### STATED GOAL
Set down all of the data that follows word for word, without the images.

(Dataset rows about figures)
·····

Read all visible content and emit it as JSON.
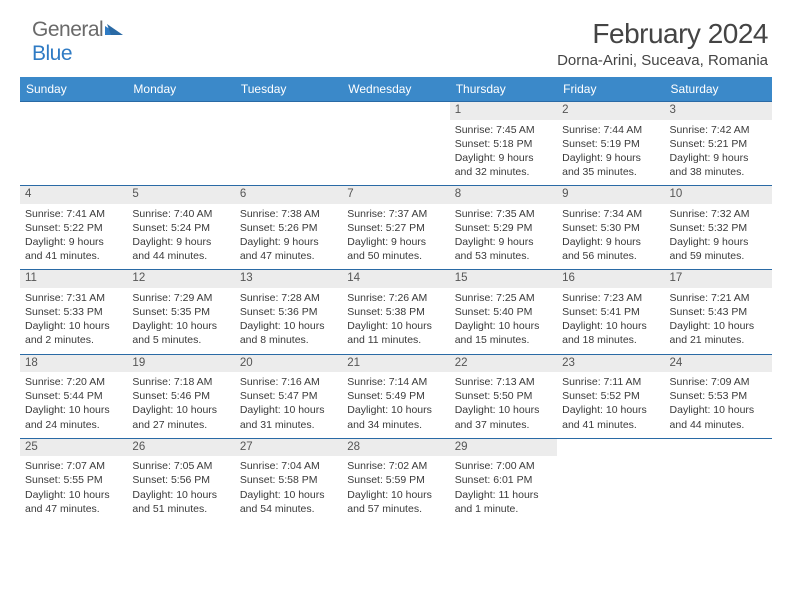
{
  "logo": {
    "word1": "General",
    "word2": "Blue"
  },
  "title": "February 2024",
  "location": "Dorna-Arini, Suceava, Romania",
  "colors": {
    "headerBg": "#3b89c9",
    "rowBorder": "#2a6aa5",
    "dayBg": "#ececec",
    "logoGray": "#6a6a6a",
    "logoBlue": "#2f7bc4"
  },
  "weekdays": [
    "Sunday",
    "Monday",
    "Tuesday",
    "Wednesday",
    "Thursday",
    "Friday",
    "Saturday"
  ],
  "grid": [
    [
      null,
      null,
      null,
      null,
      {
        "n": "1",
        "sr": "7:45 AM",
        "ss": "5:18 PM",
        "dl": "9 hours and 32 minutes."
      },
      {
        "n": "2",
        "sr": "7:44 AM",
        "ss": "5:19 PM",
        "dl": "9 hours and 35 minutes."
      },
      {
        "n": "3",
        "sr": "7:42 AM",
        "ss": "5:21 PM",
        "dl": "9 hours and 38 minutes."
      }
    ],
    [
      {
        "n": "4",
        "sr": "7:41 AM",
        "ss": "5:22 PM",
        "dl": "9 hours and 41 minutes."
      },
      {
        "n": "5",
        "sr": "7:40 AM",
        "ss": "5:24 PM",
        "dl": "9 hours and 44 minutes."
      },
      {
        "n": "6",
        "sr": "7:38 AM",
        "ss": "5:26 PM",
        "dl": "9 hours and 47 minutes."
      },
      {
        "n": "7",
        "sr": "7:37 AM",
        "ss": "5:27 PM",
        "dl": "9 hours and 50 minutes."
      },
      {
        "n": "8",
        "sr": "7:35 AM",
        "ss": "5:29 PM",
        "dl": "9 hours and 53 minutes."
      },
      {
        "n": "9",
        "sr": "7:34 AM",
        "ss": "5:30 PM",
        "dl": "9 hours and 56 minutes."
      },
      {
        "n": "10",
        "sr": "7:32 AM",
        "ss": "5:32 PM",
        "dl": "9 hours and 59 minutes."
      }
    ],
    [
      {
        "n": "11",
        "sr": "7:31 AM",
        "ss": "5:33 PM",
        "dl": "10 hours and 2 minutes."
      },
      {
        "n": "12",
        "sr": "7:29 AM",
        "ss": "5:35 PM",
        "dl": "10 hours and 5 minutes."
      },
      {
        "n": "13",
        "sr": "7:28 AM",
        "ss": "5:36 PM",
        "dl": "10 hours and 8 minutes."
      },
      {
        "n": "14",
        "sr": "7:26 AM",
        "ss": "5:38 PM",
        "dl": "10 hours and 11 minutes."
      },
      {
        "n": "15",
        "sr": "7:25 AM",
        "ss": "5:40 PM",
        "dl": "10 hours and 15 minutes."
      },
      {
        "n": "16",
        "sr": "7:23 AM",
        "ss": "5:41 PM",
        "dl": "10 hours and 18 minutes."
      },
      {
        "n": "17",
        "sr": "7:21 AM",
        "ss": "5:43 PM",
        "dl": "10 hours and 21 minutes."
      }
    ],
    [
      {
        "n": "18",
        "sr": "7:20 AM",
        "ss": "5:44 PM",
        "dl": "10 hours and 24 minutes."
      },
      {
        "n": "19",
        "sr": "7:18 AM",
        "ss": "5:46 PM",
        "dl": "10 hours and 27 minutes."
      },
      {
        "n": "20",
        "sr": "7:16 AM",
        "ss": "5:47 PM",
        "dl": "10 hours and 31 minutes."
      },
      {
        "n": "21",
        "sr": "7:14 AM",
        "ss": "5:49 PM",
        "dl": "10 hours and 34 minutes."
      },
      {
        "n": "22",
        "sr": "7:13 AM",
        "ss": "5:50 PM",
        "dl": "10 hours and 37 minutes."
      },
      {
        "n": "23",
        "sr": "7:11 AM",
        "ss": "5:52 PM",
        "dl": "10 hours and 41 minutes."
      },
      {
        "n": "24",
        "sr": "7:09 AM",
        "ss": "5:53 PM",
        "dl": "10 hours and 44 minutes."
      }
    ],
    [
      {
        "n": "25",
        "sr": "7:07 AM",
        "ss": "5:55 PM",
        "dl": "10 hours and 47 minutes."
      },
      {
        "n": "26",
        "sr": "7:05 AM",
        "ss": "5:56 PM",
        "dl": "10 hours and 51 minutes."
      },
      {
        "n": "27",
        "sr": "7:04 AM",
        "ss": "5:58 PM",
        "dl": "10 hours and 54 minutes."
      },
      {
        "n": "28",
        "sr": "7:02 AM",
        "ss": "5:59 PM",
        "dl": "10 hours and 57 minutes."
      },
      {
        "n": "29",
        "sr": "7:00 AM",
        "ss": "6:01 PM",
        "dl": "11 hours and 1 minute."
      },
      null,
      null
    ]
  ],
  "labels": {
    "sunrise": "Sunrise: ",
    "sunset": "Sunset: ",
    "daylight": "Daylight: "
  }
}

·····

### EXPECTED ANSWER
Read all visible content and emit it as JSON.
{
  "logo": {
    "word1": "General",
    "word2": "Blue"
  },
  "title": "February 2024",
  "location": "Dorna-Arini, Suceava, Romania",
  "colors": {
    "headerBg": "#3b89c9",
    "rowBorder": "#2a6aa5",
    "dayBg": "#ececec",
    "logoGray": "#6a6a6a",
    "logoBlue": "#2f7bc4"
  },
  "weekdays": [
    "Sunday",
    "Monday",
    "Tuesday",
    "Wednesday",
    "Thursday",
    "Friday",
    "Saturday"
  ],
  "grid": [
    [
      null,
      null,
      null,
      null,
      {
        "n": "1",
        "sr": "7:45 AM",
        "ss": "5:18 PM",
        "dl": "9 hours and 32 minutes."
      },
      {
        "n": "2",
        "sr": "7:44 AM",
        "ss": "5:19 PM",
        "dl": "9 hours and 35 minutes."
      },
      {
        "n": "3",
        "sr": "7:42 AM",
        "ss": "5:21 PM",
        "dl": "9 hours and 38 minutes."
      }
    ],
    [
      {
        "n": "4",
        "sr": "7:41 AM",
        "ss": "5:22 PM",
        "dl": "9 hours and 41 minutes."
      },
      {
        "n": "5",
        "sr": "7:40 AM",
        "ss": "5:24 PM",
        "dl": "9 hours and 44 minutes."
      },
      {
        "n": "6",
        "sr": "7:38 AM",
        "ss": "5:26 PM",
        "dl": "9 hours and 47 minutes."
      },
      {
        "n": "7",
        "sr": "7:37 AM",
        "ss": "5:27 PM",
        "dl": "9 hours and 50 minutes."
      },
      {
        "n": "8",
        "sr": "7:35 AM",
        "ss": "5:29 PM",
        "dl": "9 hours and 53 minutes."
      },
      {
        "n": "9",
        "sr": "7:34 AM",
        "ss": "5:30 PM",
        "dl": "9 hours and 56 minutes."
      },
      {
        "n": "10",
        "sr": "7:32 AM",
        "ss": "5:32 PM",
        "dl": "9 hours and 59 minutes."
      }
    ],
    [
      {
        "n": "11",
        "sr": "7:31 AM",
        "ss": "5:33 PM",
        "dl": "10 hours and 2 minutes."
      },
      {
        "n": "12",
        "sr": "7:29 AM",
        "ss": "5:35 PM",
        "dl": "10 hours and 5 minutes."
      },
      {
        "n": "13",
        "sr": "7:28 AM",
        "ss": "5:36 PM",
        "dl": "10 hours and 8 minutes."
      },
      {
        "n": "14",
        "sr": "7:26 AM",
        "ss": "5:38 PM",
        "dl": "10 hours and 11 minutes."
      },
      {
        "n": "15",
        "sr": "7:25 AM",
        "ss": "5:40 PM",
        "dl": "10 hours and 15 minutes."
      },
      {
        "n": "16",
        "sr": "7:23 AM",
        "ss": "5:41 PM",
        "dl": "10 hours and 18 minutes."
      },
      {
        "n": "17",
        "sr": "7:21 AM",
        "ss": "5:43 PM",
        "dl": "10 hours and 21 minutes."
      }
    ],
    [
      {
        "n": "18",
        "sr": "7:20 AM",
        "ss": "5:44 PM",
        "dl": "10 hours and 24 minutes."
      },
      {
        "n": "19",
        "sr": "7:18 AM",
        "ss": "5:46 PM",
        "dl": "10 hours and 27 minutes."
      },
      {
        "n": "20",
        "sr": "7:16 AM",
        "ss": "5:47 PM",
        "dl": "10 hours and 31 minutes."
      },
      {
        "n": "21",
        "sr": "7:14 AM",
        "ss": "5:49 PM",
        "dl": "10 hours and 34 minutes."
      },
      {
        "n": "22",
        "sr": "7:13 AM",
        "ss": "5:50 PM",
        "dl": "10 hours and 37 minutes."
      },
      {
        "n": "23",
        "sr": "7:11 AM",
        "ss": "5:52 PM",
        "dl": "10 hours and 41 minutes."
      },
      {
        "n": "24",
        "sr": "7:09 AM",
        "ss": "5:53 PM",
        "dl": "10 hours and 44 minutes."
      }
    ],
    [
      {
        "n": "25",
        "sr": "7:07 AM",
        "ss": "5:55 PM",
        "dl": "10 hours and 47 minutes."
      },
      {
        "n": "26",
        "sr": "7:05 AM",
        "ss": "5:56 PM",
        "dl": "10 hours and 51 minutes."
      },
      {
        "n": "27",
        "sr": "7:04 AM",
        "ss": "5:58 PM",
        "dl": "10 hours and 54 minutes."
      },
      {
        "n": "28",
        "sr": "7:02 AM",
        "ss": "5:59 PM",
        "dl": "10 hours and 57 minutes."
      },
      {
        "n": "29",
        "sr": "7:00 AM",
        "ss": "6:01 PM",
        "dl": "11 hours and 1 minute."
      },
      null,
      null
    ]
  ],
  "labels": {
    "sunrise": "Sunrise: ",
    "sunset": "Sunset: ",
    "daylight": "Daylight: "
  }
}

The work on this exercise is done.